| EXERCISE OBJECTIVE |
Find the lines with "true" in them and copy them out.

| PROVIDED DATA |
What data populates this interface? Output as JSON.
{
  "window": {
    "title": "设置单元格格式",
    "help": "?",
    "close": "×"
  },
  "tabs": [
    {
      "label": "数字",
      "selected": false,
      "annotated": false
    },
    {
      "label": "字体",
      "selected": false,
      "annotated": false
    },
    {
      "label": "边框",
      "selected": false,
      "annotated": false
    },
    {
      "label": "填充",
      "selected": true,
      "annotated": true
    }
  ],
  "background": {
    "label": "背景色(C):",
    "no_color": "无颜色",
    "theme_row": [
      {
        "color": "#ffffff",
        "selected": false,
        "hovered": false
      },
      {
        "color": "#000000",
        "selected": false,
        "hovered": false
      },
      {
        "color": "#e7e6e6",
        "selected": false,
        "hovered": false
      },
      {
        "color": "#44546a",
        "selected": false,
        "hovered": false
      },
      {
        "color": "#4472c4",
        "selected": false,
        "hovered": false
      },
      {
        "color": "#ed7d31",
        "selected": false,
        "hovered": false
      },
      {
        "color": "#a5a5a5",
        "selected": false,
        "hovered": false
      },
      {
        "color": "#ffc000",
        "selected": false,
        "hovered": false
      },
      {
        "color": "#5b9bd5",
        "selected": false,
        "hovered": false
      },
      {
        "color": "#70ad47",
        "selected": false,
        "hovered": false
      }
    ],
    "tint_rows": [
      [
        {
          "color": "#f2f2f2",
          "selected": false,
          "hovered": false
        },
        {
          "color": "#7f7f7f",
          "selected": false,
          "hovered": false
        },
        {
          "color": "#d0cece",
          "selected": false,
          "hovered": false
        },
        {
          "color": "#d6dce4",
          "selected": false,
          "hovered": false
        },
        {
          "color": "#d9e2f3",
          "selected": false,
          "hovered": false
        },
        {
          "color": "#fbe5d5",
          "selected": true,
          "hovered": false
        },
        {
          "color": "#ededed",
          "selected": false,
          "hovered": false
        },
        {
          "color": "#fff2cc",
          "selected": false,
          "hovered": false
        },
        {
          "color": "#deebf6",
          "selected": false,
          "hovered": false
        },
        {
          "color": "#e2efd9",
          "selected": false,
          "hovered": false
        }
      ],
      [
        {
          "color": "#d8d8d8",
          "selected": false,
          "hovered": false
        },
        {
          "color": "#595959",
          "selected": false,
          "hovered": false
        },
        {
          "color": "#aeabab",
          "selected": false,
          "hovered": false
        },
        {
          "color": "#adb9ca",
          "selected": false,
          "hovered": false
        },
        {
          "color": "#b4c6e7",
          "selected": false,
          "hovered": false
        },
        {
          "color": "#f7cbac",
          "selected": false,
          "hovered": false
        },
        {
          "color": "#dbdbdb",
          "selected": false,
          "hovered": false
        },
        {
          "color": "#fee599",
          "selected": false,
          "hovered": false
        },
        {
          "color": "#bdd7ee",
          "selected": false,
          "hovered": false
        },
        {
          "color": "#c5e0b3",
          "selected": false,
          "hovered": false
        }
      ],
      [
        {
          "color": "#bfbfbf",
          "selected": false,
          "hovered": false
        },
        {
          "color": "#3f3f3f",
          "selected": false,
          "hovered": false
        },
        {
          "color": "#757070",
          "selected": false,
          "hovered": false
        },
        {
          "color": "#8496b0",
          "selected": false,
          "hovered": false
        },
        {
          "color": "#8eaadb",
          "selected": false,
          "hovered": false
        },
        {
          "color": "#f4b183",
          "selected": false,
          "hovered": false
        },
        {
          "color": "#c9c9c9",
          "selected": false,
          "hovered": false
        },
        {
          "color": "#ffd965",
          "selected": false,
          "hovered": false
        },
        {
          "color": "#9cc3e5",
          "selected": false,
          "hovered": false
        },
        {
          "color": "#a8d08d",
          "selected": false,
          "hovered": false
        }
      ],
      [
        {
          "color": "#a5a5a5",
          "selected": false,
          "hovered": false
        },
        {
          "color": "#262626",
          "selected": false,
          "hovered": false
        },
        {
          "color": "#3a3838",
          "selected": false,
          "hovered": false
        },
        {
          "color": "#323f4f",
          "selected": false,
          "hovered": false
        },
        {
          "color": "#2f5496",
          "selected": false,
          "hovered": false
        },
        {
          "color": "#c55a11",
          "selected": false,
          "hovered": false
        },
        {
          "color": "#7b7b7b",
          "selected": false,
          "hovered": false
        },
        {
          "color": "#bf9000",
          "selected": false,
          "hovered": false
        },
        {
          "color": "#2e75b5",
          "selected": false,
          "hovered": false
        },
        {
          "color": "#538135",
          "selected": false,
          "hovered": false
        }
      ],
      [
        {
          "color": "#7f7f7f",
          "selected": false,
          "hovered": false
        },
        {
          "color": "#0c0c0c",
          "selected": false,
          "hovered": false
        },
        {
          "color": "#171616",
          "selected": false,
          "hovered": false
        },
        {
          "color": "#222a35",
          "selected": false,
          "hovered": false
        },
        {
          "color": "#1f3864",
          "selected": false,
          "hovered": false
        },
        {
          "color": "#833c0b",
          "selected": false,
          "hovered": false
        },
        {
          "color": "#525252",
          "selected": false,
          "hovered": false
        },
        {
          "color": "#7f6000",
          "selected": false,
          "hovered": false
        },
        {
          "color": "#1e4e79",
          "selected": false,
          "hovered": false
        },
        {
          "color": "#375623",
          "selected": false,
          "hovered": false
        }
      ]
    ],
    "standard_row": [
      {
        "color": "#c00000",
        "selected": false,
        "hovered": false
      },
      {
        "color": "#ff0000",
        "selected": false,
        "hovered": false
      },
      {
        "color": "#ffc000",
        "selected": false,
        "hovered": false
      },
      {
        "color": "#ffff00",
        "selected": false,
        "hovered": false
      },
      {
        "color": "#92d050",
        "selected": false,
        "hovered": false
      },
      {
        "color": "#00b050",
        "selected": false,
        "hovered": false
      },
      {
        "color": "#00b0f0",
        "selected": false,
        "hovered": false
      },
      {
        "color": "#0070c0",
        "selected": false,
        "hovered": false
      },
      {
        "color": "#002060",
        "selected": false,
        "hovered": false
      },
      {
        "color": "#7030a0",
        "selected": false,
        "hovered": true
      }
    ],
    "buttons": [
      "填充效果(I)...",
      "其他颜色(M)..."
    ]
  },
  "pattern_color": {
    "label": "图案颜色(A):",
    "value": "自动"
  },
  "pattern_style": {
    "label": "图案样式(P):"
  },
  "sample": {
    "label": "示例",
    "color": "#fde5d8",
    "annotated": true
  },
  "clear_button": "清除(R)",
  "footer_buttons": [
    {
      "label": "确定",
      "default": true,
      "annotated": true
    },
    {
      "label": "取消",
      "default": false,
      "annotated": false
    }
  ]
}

| REPLY TO THE TASK |
      "selected": true,
      "annotated": true
          "selected": true,
        "hovered": true
    "annotated": true
      "default": true,
      "annotated": true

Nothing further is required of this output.